§ ENTRIES SUPPLIED:
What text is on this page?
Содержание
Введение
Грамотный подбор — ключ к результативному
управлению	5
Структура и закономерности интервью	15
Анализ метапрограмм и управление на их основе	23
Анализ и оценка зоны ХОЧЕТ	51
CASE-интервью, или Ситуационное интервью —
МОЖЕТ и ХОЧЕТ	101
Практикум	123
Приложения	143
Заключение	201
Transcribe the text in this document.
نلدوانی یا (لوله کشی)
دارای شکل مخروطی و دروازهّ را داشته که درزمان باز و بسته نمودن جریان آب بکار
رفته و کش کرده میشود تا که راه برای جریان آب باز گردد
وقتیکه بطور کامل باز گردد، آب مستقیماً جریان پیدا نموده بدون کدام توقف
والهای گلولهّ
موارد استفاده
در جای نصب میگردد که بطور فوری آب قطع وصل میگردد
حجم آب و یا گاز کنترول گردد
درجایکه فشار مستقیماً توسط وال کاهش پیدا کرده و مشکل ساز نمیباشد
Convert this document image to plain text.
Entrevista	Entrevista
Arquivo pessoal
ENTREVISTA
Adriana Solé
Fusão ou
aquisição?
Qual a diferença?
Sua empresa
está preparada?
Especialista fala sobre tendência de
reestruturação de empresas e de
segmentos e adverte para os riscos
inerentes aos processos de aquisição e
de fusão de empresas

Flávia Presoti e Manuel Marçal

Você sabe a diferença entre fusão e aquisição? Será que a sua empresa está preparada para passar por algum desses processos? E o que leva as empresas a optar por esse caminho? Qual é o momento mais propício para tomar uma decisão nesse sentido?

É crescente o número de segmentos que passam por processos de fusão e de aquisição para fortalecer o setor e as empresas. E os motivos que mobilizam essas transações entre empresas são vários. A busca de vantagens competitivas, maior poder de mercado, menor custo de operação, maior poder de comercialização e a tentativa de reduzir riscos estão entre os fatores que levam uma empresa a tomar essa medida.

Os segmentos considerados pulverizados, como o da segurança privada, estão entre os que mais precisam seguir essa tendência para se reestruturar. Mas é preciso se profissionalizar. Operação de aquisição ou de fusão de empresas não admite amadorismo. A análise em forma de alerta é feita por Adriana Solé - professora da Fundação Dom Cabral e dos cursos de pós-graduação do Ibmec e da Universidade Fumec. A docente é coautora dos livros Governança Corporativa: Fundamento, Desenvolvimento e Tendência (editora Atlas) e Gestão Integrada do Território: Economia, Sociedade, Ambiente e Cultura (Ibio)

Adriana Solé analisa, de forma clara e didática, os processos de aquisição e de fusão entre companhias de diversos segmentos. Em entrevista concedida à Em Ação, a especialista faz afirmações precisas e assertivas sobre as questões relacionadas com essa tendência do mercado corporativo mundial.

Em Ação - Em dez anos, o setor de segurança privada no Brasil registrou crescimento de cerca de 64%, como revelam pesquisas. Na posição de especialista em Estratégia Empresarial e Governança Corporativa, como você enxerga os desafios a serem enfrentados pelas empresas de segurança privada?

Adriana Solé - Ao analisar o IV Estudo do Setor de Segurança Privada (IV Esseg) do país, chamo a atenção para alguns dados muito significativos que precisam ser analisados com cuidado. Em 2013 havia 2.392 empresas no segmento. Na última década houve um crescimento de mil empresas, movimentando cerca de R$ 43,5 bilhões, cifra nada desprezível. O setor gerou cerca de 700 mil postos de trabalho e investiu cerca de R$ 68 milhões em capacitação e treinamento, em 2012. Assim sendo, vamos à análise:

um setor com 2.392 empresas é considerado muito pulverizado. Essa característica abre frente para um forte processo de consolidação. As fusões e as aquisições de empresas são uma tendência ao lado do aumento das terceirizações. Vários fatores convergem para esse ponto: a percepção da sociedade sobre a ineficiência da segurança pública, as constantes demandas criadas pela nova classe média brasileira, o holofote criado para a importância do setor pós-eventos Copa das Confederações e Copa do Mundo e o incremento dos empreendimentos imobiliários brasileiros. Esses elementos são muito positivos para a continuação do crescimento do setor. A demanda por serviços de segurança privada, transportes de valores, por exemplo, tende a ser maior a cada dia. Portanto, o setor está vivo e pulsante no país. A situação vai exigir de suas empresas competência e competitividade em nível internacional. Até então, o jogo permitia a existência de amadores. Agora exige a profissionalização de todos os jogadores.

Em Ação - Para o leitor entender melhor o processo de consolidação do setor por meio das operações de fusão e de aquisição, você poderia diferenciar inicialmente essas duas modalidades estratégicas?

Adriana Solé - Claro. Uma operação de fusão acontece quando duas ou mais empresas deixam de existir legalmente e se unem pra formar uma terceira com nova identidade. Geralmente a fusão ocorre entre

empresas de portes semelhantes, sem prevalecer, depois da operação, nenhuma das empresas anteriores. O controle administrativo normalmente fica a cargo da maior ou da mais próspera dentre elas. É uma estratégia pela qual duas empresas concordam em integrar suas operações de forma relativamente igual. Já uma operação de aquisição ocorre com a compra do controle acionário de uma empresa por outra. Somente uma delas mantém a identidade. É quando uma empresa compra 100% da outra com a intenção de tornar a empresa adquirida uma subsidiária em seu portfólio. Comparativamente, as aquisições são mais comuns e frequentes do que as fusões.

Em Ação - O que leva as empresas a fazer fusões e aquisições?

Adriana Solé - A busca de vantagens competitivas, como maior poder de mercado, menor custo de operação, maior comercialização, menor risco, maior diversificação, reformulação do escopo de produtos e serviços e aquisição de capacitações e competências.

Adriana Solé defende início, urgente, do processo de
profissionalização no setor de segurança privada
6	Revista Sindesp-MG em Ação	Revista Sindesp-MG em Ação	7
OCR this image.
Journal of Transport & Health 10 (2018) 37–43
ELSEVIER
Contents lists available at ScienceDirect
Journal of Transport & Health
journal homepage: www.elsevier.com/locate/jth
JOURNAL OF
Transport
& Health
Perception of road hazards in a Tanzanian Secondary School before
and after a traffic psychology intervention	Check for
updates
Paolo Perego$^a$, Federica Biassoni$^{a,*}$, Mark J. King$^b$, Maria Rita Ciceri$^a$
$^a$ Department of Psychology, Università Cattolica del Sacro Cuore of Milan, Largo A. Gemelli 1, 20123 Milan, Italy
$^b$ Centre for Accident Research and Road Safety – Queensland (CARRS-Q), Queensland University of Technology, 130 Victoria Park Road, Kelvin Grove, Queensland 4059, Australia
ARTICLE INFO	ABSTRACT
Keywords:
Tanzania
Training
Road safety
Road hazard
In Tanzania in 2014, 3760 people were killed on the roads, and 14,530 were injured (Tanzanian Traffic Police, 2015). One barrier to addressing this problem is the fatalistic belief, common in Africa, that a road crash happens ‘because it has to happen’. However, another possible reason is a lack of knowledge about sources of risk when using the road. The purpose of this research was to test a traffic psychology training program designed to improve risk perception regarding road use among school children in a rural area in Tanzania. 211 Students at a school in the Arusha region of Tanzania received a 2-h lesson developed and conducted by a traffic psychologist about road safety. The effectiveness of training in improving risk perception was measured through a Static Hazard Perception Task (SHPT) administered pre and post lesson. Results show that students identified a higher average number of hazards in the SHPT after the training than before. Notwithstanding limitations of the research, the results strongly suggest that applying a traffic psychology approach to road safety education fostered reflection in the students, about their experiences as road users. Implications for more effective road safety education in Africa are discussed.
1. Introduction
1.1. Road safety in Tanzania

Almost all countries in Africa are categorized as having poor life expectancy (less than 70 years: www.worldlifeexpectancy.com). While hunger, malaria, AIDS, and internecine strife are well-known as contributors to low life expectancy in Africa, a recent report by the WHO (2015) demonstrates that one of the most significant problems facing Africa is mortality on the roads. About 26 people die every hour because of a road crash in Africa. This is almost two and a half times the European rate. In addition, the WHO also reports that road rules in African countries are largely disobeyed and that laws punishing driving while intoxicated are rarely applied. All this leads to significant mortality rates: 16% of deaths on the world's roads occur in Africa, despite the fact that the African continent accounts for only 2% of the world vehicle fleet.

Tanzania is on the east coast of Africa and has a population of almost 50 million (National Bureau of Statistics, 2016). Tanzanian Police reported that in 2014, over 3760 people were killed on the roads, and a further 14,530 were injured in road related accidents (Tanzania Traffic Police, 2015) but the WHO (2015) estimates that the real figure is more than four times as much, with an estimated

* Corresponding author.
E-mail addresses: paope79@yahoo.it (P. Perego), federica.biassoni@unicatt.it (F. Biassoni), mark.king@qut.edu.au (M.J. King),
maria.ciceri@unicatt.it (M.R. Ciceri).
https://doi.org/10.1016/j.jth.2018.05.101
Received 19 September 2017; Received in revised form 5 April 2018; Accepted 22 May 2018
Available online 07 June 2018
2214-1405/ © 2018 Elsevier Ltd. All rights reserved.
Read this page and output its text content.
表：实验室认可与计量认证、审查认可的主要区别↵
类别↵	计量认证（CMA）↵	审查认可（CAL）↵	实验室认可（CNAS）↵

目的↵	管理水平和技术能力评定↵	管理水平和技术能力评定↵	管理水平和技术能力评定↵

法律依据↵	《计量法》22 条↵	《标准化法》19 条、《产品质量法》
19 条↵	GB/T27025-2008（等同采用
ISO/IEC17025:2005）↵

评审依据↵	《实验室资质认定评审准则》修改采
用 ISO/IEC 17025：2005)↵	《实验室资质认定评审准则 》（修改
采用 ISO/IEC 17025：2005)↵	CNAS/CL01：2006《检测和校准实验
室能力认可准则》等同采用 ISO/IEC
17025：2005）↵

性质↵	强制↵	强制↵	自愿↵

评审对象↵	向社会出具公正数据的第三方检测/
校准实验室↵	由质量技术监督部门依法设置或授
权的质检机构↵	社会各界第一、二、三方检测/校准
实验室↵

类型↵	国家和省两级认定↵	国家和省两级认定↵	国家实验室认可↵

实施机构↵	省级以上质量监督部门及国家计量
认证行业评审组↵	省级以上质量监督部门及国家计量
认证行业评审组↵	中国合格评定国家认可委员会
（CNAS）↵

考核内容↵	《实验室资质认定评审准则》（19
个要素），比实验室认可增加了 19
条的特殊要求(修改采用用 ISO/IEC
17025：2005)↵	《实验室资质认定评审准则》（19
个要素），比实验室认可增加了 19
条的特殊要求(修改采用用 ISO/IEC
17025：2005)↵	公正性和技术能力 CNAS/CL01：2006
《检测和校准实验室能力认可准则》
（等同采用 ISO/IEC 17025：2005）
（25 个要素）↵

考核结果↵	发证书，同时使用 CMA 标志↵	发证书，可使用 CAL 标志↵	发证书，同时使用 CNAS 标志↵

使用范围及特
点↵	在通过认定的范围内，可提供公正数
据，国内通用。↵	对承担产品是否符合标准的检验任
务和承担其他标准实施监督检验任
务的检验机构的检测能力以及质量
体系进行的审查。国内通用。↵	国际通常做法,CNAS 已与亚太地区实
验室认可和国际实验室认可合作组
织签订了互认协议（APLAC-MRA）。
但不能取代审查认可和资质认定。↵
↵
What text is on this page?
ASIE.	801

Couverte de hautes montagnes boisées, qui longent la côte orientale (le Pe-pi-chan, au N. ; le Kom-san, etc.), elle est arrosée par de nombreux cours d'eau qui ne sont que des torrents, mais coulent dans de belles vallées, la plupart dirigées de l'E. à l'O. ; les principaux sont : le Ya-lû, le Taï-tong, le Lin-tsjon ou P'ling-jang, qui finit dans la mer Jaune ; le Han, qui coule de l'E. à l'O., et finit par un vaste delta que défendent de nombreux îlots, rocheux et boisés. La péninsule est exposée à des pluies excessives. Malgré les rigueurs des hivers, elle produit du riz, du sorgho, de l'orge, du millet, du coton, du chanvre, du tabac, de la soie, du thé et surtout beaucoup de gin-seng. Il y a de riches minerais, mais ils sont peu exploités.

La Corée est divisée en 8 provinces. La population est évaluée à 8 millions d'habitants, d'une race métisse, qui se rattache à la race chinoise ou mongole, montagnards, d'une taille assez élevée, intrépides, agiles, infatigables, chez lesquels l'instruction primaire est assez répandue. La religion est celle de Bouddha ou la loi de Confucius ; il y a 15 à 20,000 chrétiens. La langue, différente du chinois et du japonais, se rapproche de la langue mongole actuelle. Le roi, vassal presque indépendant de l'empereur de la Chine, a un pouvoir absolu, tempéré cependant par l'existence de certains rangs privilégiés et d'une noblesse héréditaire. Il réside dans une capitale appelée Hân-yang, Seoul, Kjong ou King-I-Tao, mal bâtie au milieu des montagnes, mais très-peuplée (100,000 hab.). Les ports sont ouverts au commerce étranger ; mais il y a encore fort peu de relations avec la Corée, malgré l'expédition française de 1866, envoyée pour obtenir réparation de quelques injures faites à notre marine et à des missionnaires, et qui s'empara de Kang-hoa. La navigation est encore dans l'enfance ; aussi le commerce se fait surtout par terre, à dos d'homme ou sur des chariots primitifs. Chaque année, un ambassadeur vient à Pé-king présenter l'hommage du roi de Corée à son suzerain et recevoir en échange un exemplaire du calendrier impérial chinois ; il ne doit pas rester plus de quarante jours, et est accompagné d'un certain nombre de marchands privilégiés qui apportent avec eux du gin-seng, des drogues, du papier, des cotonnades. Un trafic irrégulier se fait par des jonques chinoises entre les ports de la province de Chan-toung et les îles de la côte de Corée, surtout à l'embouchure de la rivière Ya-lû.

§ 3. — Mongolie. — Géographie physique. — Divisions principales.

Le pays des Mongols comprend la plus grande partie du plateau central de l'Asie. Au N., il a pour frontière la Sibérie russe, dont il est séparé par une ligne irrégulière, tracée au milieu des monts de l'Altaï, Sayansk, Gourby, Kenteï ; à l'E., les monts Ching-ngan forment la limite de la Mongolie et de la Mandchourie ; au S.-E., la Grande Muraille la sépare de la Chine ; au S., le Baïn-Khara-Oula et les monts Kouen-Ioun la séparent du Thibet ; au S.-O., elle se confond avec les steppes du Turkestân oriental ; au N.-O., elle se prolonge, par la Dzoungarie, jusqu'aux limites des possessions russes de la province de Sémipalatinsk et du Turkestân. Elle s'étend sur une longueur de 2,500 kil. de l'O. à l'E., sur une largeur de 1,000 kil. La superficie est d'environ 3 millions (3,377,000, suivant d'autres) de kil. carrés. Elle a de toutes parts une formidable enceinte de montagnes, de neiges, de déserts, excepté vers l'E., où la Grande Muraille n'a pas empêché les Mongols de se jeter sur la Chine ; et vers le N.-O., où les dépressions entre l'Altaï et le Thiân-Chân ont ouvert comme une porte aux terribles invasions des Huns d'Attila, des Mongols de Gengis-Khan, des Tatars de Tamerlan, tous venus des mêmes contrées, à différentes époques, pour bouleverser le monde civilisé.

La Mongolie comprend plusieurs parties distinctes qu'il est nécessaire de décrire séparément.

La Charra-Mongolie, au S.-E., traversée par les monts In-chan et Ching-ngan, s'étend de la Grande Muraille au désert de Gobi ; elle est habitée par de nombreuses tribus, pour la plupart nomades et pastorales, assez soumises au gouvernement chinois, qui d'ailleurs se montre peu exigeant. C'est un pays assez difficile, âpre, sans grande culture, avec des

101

§ THE PROBLEM:
Using the data above, copy each line that contains "实验室资质认定评审准则".

§ FINISHED EXERCISE:
评审依据↵	《实验室资质认定评审准则》修改采
用 ISO/IEC 17025：2005)↵	《实验室资质认定评审准则 》（修改
考核内容↵	《实验室资质认定评审准则》（19
17025：2005)↵	《实验室资质认定评审准则》（19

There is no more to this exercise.